Given request. Leave out the pictures, then reproduce the rest of the material exactly.

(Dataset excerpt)
<<<<
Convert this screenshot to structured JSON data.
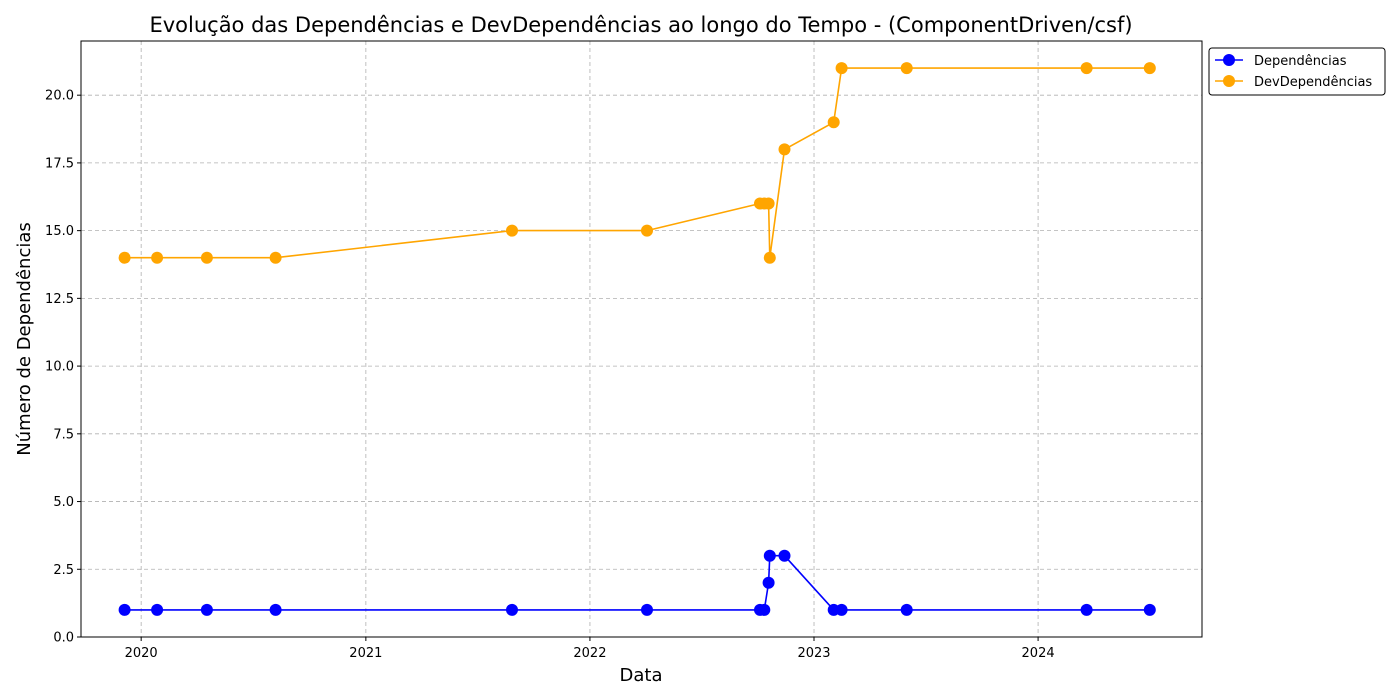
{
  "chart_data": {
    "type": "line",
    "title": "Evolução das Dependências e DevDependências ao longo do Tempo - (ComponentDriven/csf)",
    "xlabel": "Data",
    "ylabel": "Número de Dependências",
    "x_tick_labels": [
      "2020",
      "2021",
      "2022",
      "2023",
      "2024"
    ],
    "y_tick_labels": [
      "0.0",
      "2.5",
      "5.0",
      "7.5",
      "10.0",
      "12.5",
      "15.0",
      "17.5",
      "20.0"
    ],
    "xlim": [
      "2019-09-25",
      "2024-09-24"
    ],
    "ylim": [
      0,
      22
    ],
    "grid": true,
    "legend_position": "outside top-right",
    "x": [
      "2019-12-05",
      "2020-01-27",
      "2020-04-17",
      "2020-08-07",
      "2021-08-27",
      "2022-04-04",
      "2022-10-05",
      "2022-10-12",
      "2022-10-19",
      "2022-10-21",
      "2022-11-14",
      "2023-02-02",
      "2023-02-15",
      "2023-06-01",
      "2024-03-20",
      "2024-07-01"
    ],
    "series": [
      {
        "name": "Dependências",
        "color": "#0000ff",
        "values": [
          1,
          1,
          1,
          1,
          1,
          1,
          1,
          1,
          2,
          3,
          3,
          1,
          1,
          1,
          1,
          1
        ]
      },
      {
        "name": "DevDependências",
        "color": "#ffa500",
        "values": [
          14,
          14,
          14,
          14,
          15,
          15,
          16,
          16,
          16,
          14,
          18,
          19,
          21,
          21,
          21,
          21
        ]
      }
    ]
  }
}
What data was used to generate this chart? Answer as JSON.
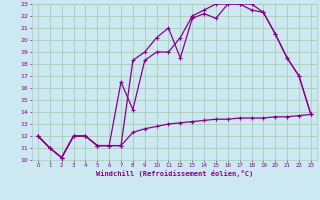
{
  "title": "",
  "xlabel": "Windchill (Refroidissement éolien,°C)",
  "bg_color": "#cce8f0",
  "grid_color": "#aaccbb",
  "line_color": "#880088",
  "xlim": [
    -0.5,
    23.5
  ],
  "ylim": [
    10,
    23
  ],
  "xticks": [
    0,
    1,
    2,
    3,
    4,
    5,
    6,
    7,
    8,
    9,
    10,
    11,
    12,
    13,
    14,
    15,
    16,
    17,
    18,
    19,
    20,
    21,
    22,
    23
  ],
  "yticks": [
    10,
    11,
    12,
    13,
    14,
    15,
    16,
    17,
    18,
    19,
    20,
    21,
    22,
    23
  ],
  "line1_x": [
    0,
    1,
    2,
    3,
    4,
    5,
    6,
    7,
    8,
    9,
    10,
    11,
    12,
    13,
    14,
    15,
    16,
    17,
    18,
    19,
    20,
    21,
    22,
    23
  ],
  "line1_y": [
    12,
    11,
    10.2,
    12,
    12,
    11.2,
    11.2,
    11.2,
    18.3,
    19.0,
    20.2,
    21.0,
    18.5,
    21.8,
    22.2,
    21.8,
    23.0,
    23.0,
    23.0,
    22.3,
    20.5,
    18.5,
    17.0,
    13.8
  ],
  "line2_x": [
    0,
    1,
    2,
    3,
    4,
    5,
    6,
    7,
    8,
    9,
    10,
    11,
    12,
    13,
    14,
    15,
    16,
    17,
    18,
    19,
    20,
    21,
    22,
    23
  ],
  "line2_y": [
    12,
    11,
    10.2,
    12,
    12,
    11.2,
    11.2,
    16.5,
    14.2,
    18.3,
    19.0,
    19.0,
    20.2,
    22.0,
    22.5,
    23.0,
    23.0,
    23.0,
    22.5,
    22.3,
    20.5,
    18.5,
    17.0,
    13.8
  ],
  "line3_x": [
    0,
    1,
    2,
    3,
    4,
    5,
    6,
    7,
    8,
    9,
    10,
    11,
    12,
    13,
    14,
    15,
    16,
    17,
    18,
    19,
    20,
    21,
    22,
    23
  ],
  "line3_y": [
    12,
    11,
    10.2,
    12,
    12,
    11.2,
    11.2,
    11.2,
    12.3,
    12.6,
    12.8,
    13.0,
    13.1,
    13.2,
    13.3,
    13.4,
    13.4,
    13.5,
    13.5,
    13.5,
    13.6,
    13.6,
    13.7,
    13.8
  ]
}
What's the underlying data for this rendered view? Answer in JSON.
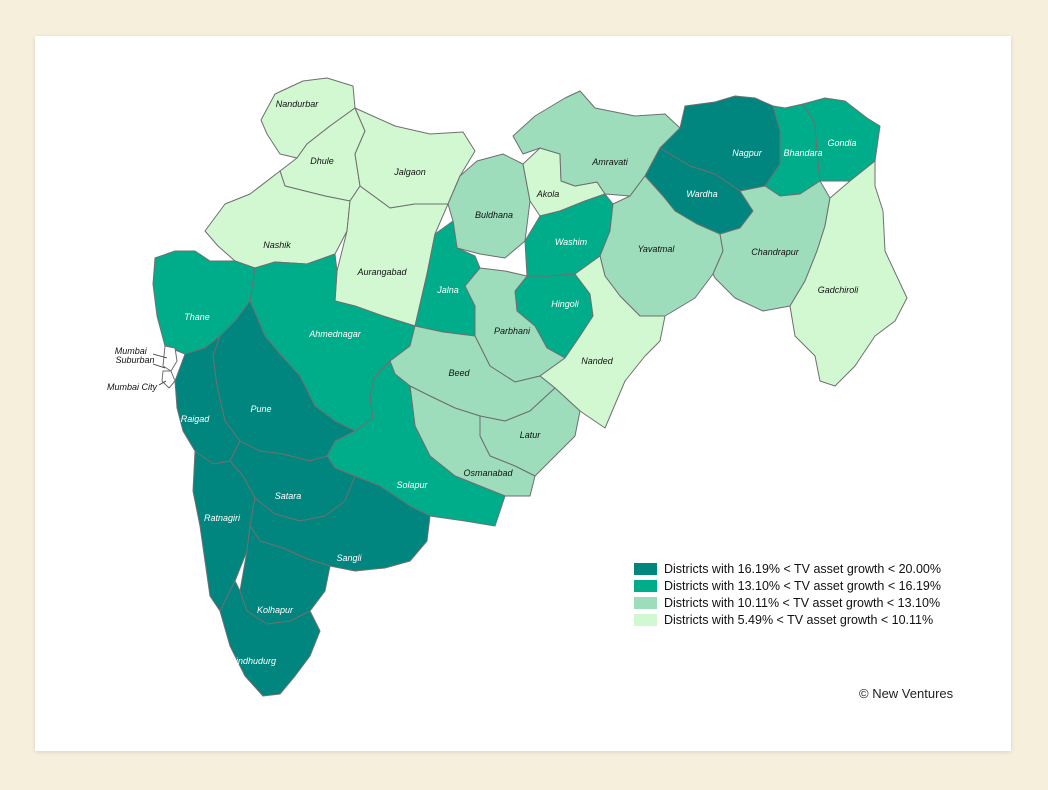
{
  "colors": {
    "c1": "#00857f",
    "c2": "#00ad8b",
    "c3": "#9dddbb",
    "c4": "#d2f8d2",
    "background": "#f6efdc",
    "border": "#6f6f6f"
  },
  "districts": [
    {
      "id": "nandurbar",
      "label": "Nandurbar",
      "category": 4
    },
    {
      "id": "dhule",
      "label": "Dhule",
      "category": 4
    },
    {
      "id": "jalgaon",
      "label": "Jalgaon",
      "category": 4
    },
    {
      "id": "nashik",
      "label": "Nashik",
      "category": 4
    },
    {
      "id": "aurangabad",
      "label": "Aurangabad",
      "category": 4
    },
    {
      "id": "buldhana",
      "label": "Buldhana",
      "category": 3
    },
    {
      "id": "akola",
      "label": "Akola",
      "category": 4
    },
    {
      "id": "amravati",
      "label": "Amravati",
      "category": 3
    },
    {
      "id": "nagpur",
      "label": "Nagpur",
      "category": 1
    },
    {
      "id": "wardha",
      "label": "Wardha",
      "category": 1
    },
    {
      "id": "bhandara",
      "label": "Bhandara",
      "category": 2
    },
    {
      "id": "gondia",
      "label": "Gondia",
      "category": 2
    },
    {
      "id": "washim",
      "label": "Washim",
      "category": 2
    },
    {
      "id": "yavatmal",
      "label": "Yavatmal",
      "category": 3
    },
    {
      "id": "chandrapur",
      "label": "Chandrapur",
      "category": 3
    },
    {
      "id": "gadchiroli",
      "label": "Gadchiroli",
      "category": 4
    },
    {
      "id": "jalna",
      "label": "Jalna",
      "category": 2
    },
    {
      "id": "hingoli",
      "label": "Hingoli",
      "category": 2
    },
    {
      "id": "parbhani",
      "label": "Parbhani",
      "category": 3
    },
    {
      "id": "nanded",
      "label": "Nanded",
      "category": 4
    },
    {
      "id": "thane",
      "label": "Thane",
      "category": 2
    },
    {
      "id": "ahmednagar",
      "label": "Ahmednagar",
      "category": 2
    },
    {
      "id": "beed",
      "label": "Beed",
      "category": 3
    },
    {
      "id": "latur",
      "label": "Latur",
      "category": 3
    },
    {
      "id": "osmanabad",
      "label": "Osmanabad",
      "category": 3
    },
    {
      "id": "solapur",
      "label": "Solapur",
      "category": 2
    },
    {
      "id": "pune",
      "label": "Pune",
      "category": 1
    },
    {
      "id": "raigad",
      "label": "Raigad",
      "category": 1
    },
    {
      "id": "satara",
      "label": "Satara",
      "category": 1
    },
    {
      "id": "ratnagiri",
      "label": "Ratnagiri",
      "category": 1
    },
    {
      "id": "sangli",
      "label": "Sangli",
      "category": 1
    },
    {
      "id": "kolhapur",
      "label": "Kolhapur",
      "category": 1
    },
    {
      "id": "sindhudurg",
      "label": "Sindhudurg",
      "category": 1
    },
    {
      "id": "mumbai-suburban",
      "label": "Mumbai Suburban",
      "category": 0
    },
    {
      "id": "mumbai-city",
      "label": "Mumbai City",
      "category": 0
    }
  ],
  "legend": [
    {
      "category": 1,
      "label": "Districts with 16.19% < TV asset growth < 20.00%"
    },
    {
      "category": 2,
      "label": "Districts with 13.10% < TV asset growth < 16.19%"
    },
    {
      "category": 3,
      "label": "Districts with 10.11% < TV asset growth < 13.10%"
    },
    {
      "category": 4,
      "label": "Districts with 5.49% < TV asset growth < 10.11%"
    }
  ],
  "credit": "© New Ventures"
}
>>>>
Result below.
Convert this screenshot to structured JSON data.
{
  "chart_data": {
    "type": "line",
    "title": "Evolução das Dependências e DevDependências ao longo do Tempo - (ComponentDriven/csf)",
    "xlabel": "Data",
    "ylabel": "Número de Dependências",
    "x_tick_labels": [
      "2020",
      "2021",
      "2022",
      "2023",
      "2024"
    ],
    "y_tick_labels": [
      "0.0",
      "2.5",
      "5.0",
      "7.5",
      "10.0",
      "12.5",
      "15.0",
      "17.5",
      "20.0"
    ],
    "xlim": [
      "2019-09-25",
      "2024-09-24"
    ],
    "ylim": [
      0,
      22
    ],
    "grid": true,
    "legend_position": "outside top-right",
    "x": [
      "2019-12-05",
      "2020-01-27",
      "2020-04-17",
      "2020-08-07",
      "2021-08-27",
      "2022-04-04",
      "2022-10-05",
      "2022-10-12",
      "2022-10-19",
      "2022-10-21",
      "2022-11-14",
      "2023-02-02",
      "2023-02-15",
      "2023-06-01",
      "2024-03-20",
      "2024-07-01"
    ],
    "series": [
      {
        "name": "Dependências",
        "color": "#0000ff",
        "values": [
          1,
          1,
          1,
          1,
          1,
          1,
          1,
          1,
          2,
          3,
          3,
          1,
          1,
          1,
          1,
          1
        ]
      },
      {
        "name": "DevDependências",
        "color": "#ffa500",
        "values": [
          14,
          14,
          14,
          14,
          15,
          15,
          16,
          16,
          16,
          14,
          18,
          19,
          21,
          21,
          21,
          21
        ]
      }
    ]
  }
}
What data was used to generate this chart? Answer as JSON.
{
  "title": "",
  "xlabel": "Windchill (Refroidissement éolien,°C)",
  "bg_color": "#cce8f0",
  "grid_color": "#aaccbb",
  "line_color": "#880088",
  "xlim": [
    -0.5,
    23.5
  ],
  "ylim": [
    10,
    23
  ],
  "xticks": [
    0,
    1,
    2,
    3,
    4,
    5,
    6,
    7,
    8,
    9,
    10,
    11,
    12,
    13,
    14,
    15,
    16,
    17,
    18,
    19,
    20,
    21,
    22,
    23
  ],
  "yticks": [
    10,
    11,
    12,
    13,
    14,
    15,
    16,
    17,
    18,
    19,
    20,
    21,
    22,
    23
  ],
  "line1_x": [
    0,
    1,
    2,
    3,
    4,
    5,
    6,
    7,
    8,
    9,
    10,
    11,
    12,
    13,
    14,
    15,
    16,
    17,
    18,
    19,
    20,
    21,
    22,
    23
  ],
  "line1_y": [
    12,
    11,
    10.2,
    12,
    12,
    11.2,
    11.2,
    11.2,
    18.3,
    19.0,
    20.2,
    21.0,
    18.5,
    21.8,
    22.2,
    21.8,
    23.0,
    23.0,
    23.0,
    22.3,
    20.5,
    18.5,
    17.0,
    13.8
  ],
  "line2_x": [
    0,
    1,
    2,
    3,
    4,
    5,
    6,
    7,
    8,
    9,
    10,
    11,
    12,
    13,
    14,
    15,
    16,
    17,
    18,
    19,
    20,
    21,
    22,
    23
  ],
  "line2_y": [
    12,
    11,
    10.2,
    12,
    12,
    11.2,
    11.2,
    16.5,
    14.2,
    18.3,
    19.0,
    19.0,
    20.2,
    22.0,
    22.5,
    23.0,
    23.0,
    23.0,
    22.5,
    22.3,
    20.5,
    18.5,
    17.0,
    13.8
  ],
  "line3_x": [
    0,
    1,
    2,
    3,
    4,
    5,
    6,
    7,
    8,
    9,
    10,
    11,
    12,
    13,
    14,
    15,
    16,
    17,
    18,
    19,
    20,
    21,
    22,
    23
  ],
  "line3_y": [
    12,
    11,
    10.2,
    12,
    12,
    11.2,
    11.2,
    11.2,
    12.3,
    12.6,
    12.8,
    13.0,
    13.1,
    13.2,
    13.3,
    13.4,
    13.4,
    13.5,
    13.5,
    13.5,
    13.6,
    13.6,
    13.7,
    13.8
  ]
}
What's the underlying data for this rendered view? Answer in JSON.
{
  "colors": {
    "c1": "#00857f",
    "c2": "#00ad8b",
    "c3": "#9dddbb",
    "c4": "#d2f8d2",
    "background": "#f6efdc",
    "border": "#6f6f6f"
  },
  "districts": [
    {
      "id": "nandurbar",
      "label": "Nandurbar",
      "category": 4
    },
    {
      "id": "dhule",
      "label": "Dhule",
      "category": 4
    },
    {
      "id": "jalgaon",
      "label": "Jalgaon",
      "category": 4
    },
    {
      "id": "nashik",
      "label": "Nashik",
      "category": 4
    },
    {
      "id": "aurangabad",
      "label": "Aurangabad",
      "category": 4
    },
    {
      "id": "buldhana",
      "label": "Buldhana",
      "category": 3
    },
    {
      "id": "akola",
      "label": "Akola",
      "category": 4
    },
    {
      "id": "amravati",
      "label": "Amravati",
      "category": 3
    },
    {
      "id": "nagpur",
      "label": "Nagpur",
      "category": 1
    },
    {
      "id": "wardha",
      "label": "Wardha",
      "category": 1
    },
    {
      "id": "bhandara",
      "label": "Bhandara",
      "category": 2
    },
    {
      "id": "gondia",
      "label": "Gondia",
      "category": 2
    },
    {
      "id": "washim",
      "label": "Washim",
      "category": 2
    },
    {
      "id": "yavatmal",
      "label": "Yavatmal",
      "category": 3
    },
    {
      "id": "chandrapur",
      "label": "Chandrapur",
      "category": 3
    },
    {
      "id": "gadchiroli",
      "label": "Gadchiroli",
      "category": 4
    },
    {
      "id": "jalna",
      "label": "Jalna",
      "category": 2
    },
    {
      "id": "hingoli",
      "label": "Hingoli",
      "category": 2
    },
    {
      "id": "parbhani",
      "label": "Parbhani",
      "category": 3
    },
    {
      "id": "nanded",
      "label": "Nanded",
      "category": 4
    },
    {
      "id": "thane",
      "label": "Thane",
      "category": 2
    },
    {
      "id": "ahmednagar",
      "label": "Ahmednagar",
      "category": 2
    },
    {
      "id": "beed",
      "label": "Beed",
      "category": 3
    },
    {
      "id": "latur",
      "label": "Latur",
      "category": 3
    },
    {
      "id": "osmanabad",
      "label": "Osmanabad",
      "category": 3
    },
    {
      "id": "solapur",
      "label": "Solapur",
      "category": 2
    },
    {
      "id": "pune",
      "label": "Pune",
      "category": 1
    },
    {
      "id": "raigad",
      "label": "Raigad",
      "category": 1
    },
    {
      "id": "satara",
      "label": "Satara",
      "category": 1
    },
    {
      "id": "ratnagiri",
      "label": "Ratnagiri",
      "category": 1
    },
    {
      "id": "sangli",
      "label": "Sangli",
      "category": 1
    },
    {
      "id": "kolhapur",
      "label": "Kolhapur",
      "category": 1
    },
    {
      "id": "sindhudurg",
      "label": "Sindhudurg",
      "category": 1
    },
    {
      "id": "mumbai-suburban",
      "label": "Mumbai Suburban",
      "category": 0
    },
    {
      "id": "mumbai-city",
      "label": "Mumbai City",
      "category": 0
    }
  ],
  "legend": [
    {
      "category": 1,
      "label": "Districts with 16.19% < TV asset growth < 20.00%"
    },
    {
      "category": 2,
      "label": "Districts with 13.10% < TV asset growth < 16.19%"
    },
    {
      "category": 3,
      "label": "Districts with 10.11% < TV asset growth < 13.10%"
    },
    {
      "category": 4,
      "label": "Districts with 5.49% < TV asset growth < 10.11%"
    }
  ],
  "credit": "© New Ventures"
}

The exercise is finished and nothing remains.